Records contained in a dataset
========
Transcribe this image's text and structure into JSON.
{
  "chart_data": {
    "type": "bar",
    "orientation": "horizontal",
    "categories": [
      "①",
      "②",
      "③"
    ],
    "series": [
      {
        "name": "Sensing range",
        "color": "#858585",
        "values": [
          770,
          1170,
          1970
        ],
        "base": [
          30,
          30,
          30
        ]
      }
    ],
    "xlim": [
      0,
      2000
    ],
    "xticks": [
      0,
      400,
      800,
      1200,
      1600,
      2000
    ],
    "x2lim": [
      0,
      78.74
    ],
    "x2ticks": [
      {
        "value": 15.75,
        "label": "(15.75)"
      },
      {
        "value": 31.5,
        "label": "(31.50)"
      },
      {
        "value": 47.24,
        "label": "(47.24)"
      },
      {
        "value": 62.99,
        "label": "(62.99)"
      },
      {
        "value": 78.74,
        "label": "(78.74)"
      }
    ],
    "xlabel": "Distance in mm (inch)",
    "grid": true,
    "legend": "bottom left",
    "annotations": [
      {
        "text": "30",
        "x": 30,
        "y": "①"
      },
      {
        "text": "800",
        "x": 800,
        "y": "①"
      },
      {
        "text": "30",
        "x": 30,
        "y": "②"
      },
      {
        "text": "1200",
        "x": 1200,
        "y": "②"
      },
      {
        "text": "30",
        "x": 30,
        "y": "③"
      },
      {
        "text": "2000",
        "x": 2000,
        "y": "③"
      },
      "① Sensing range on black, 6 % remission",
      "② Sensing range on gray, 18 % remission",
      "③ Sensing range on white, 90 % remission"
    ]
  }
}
========
Task: Copy all lines of the material above where the string "remission" occurs.

Response below:
      "① Sensing range on black, 6 % remission",
      "② Sensing range on gray, 18 % remission",
      "③ Sensing range on white, 90 % remission"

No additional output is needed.